Dataset entries
-*-

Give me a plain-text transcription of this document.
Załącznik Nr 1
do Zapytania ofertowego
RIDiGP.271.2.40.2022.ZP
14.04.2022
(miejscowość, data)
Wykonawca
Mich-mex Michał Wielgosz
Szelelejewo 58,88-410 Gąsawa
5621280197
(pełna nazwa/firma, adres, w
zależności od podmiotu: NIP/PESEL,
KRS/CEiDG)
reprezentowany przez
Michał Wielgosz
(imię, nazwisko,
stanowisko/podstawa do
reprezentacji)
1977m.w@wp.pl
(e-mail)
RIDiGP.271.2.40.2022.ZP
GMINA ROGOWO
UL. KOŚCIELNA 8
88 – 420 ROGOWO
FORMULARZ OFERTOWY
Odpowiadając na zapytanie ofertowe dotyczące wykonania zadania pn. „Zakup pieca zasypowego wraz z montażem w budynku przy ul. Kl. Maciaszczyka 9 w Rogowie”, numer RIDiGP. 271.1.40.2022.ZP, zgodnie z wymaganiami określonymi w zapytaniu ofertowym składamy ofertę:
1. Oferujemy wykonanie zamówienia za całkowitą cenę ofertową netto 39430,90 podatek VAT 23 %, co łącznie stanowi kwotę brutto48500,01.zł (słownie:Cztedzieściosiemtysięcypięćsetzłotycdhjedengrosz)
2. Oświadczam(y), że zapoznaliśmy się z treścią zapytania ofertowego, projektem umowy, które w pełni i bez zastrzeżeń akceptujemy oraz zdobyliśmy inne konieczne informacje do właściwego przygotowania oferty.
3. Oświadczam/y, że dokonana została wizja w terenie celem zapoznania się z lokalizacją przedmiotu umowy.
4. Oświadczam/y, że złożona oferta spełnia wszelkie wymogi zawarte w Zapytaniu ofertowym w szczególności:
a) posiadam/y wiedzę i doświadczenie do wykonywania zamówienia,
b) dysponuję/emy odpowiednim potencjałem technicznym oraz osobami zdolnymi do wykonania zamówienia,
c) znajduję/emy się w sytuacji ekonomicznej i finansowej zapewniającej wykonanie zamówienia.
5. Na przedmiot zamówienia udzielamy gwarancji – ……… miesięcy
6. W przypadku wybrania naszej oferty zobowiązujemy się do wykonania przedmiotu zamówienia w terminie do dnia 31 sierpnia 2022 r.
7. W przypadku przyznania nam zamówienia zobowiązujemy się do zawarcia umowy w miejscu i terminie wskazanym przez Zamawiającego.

-*-

### STATED PROBLEM
Count up the lines in the listing that hold the word "oraz", and give that number only.

### ANSWER IN FULL
2